TEXT SHOWN:
+===+

# postfixadmin-2.3rc4



## piaakit (Apr 23, 2009)

Anybody know how to fix the below error from postfixadmin-2.3rc4 ? 



Running software: 

PHP version 5.1.6 
Apache/2.2.3 (CentOS) 
Checking for dependencies: 

Magic Quotes: Disabled - OK 
Depends on: presence config.inc.php - OK 
Checking $CONF['configured'] - OK 

*Error: There is no database support in your PHP setup
To install MySQL 3.23 or 4.0 support on FreeBSD:*
% cd /usr/ports/databases/php5-mysql/
% make clean install
- or with portupgrade -
% portinstall php5-mysqlTo install MySQL 4.1 support on FreeBSD:

% cd /usr/ports/databases/php5-mysqli/
% make clean install
- or with portupgrade -
% portinstall php5-mysqliTo install PostgreSQL support on FreeBSD:

% cd /usr/ports/databases/php5-pgsql/
% make clean install
- or with portupgrade -
*% portinstall php5-pgsqlError: Can't connect to database
Please edit the $CONF['database_*'] parameters in config.inc.php. *DEBUG INFORMATION:
MySQL 3.x / 4.0 functions not available!
database_type = 'mysql' in config.inc.php, are you using a different database? 

Depends on: session - OK 
Depends on: pcre - OK 
*Error: Depends on: multibyte string - NOT FOUND*
To install multibyte string support, install php5-mbstring 
*Warning: Depends on: IMAP functions - NOT FOUND*
To install IMAP support, install php5-imap
Without IMAP support, you won't be able to create subfolders when creating mailboxes.


----------



## wmorri (May 29, 2008)

Hi,

I am not to familiar with postfixadmin, but I can do a little looking and see what I find. I would start by making sure that Mysql. I will need to do a little looking around for an answer, any information that you can give me about your setup would be great.

Cheers!


----------

+===+

LIST OF TASKS:
**a)** Answer these questions from the postfixadmin thread:
(i) Which PHP version is listed under the running software?
(ii) Which package does the thread name for installing multibyte string support?
(iii) What does the thread say you cannot do without IMAP support?
**b)** Repeat, word for word, the stretch of the postfixadmin thread from "## piaakit (Apr" through "Apache/2.2.3 (CentOS)".
**c)** List every item in the postfixadmin thread that follows the words "Depends on:".

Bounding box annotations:
+===+

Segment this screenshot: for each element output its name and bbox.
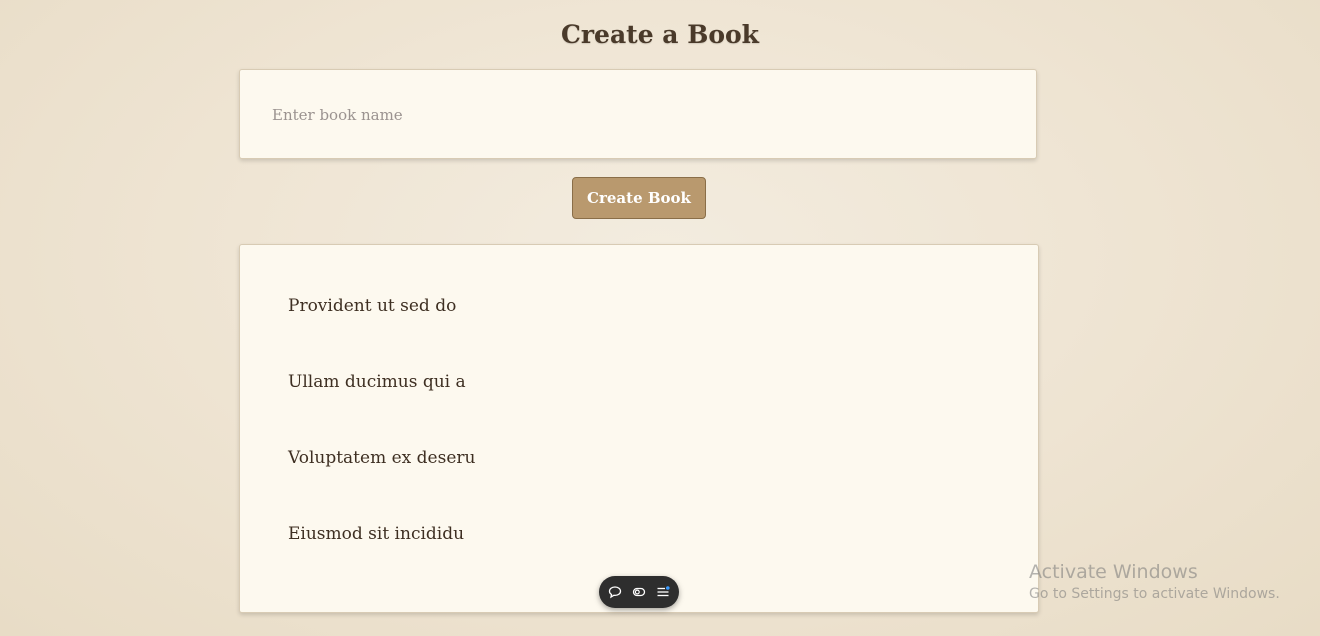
watermark-subtitle: Go to Settings to activate Windows. xyxy=(1029,586,1280,602)
page-title: Create a Book xyxy=(560,20,760,49)
toggle-icon[interactable] xyxy=(630,583,648,601)
windows-activation-watermark: Activate Windows Go to Settings to activ… xyxy=(1029,561,1280,605)
book-list-item[interactable]: Eiusmod sit incididu xyxy=(288,524,464,544)
book-list-item[interactable]: Voluptatem ex deseru xyxy=(288,448,475,468)
book-name-input[interactable] xyxy=(256,90,1020,140)
menu-list-icon[interactable] xyxy=(654,583,672,601)
create-book-button[interactable]: Create Book xyxy=(572,177,706,219)
book-list-card: Provident ut sed do Ullam ducimus qui a … xyxy=(239,244,1039,613)
chat-bubble-icon[interactable] xyxy=(606,583,624,601)
watermark-title: Activate Windows xyxy=(1029,561,1198,583)
book-list-item[interactable]: Provident ut sed do xyxy=(288,296,456,316)
book-name-card xyxy=(239,69,1037,159)
book-list-item[interactable]: Ullam ducimus qui a xyxy=(288,372,466,392)
floating-toolbar xyxy=(599,576,679,608)
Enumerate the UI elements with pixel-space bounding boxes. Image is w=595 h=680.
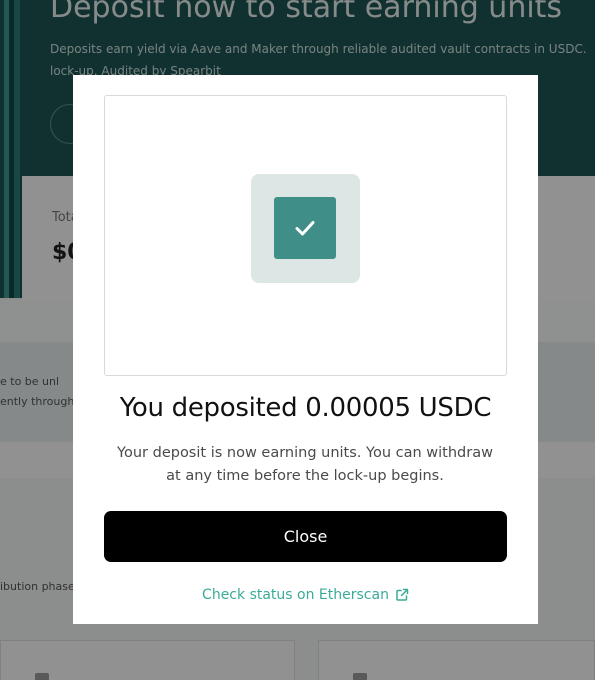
checkmark-icon: [295, 221, 315, 236]
checkmark-badge: [251, 174, 360, 283]
external-link-icon: [396, 588, 409, 601]
modal-title: You deposited 0.00005 USDC: [119, 393, 492, 423]
deposit-success-modal: You deposited 0.00005 USDC Your deposit …: [73, 75, 538, 624]
modal-description: Your deposit is now earning units. You c…: [117, 445, 493, 484]
etherscan-link-label: Check status on Etherscan: [202, 587, 389, 603]
close-button-label: Close: [283, 527, 328, 546]
success-illustration: [104, 95, 507, 376]
close-button[interactable]: Close: [104, 511, 507, 562]
etherscan-link[interactable]: Check status on Etherscan: [73, 587, 538, 603]
checkmark-tile: [274, 197, 336, 259]
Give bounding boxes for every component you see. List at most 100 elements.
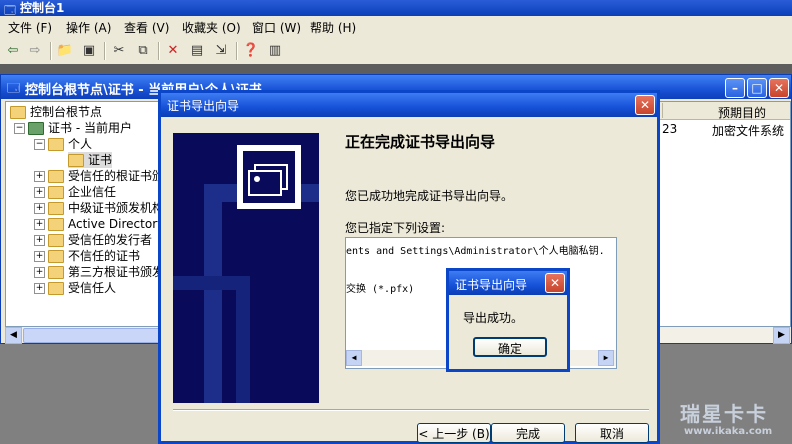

+===+

ANSWERS FOR THE TASKS:
**a)**
(i) PHP version 5.1.6
(ii) php5-mbstring
(iii) Create subfolders when creating mailboxes.

**b)**
## piaakit (Apr 23, 2009)

Anybody know how to fix the below error from postfixadmin-2.3rc4 ? 



Running software: 

PHP version 5.1.6 
Apache/2.2.3 (CentOS)

**c)**
- presence config.inc.php
- session
- pcre
- multibyte string
- IMAP functions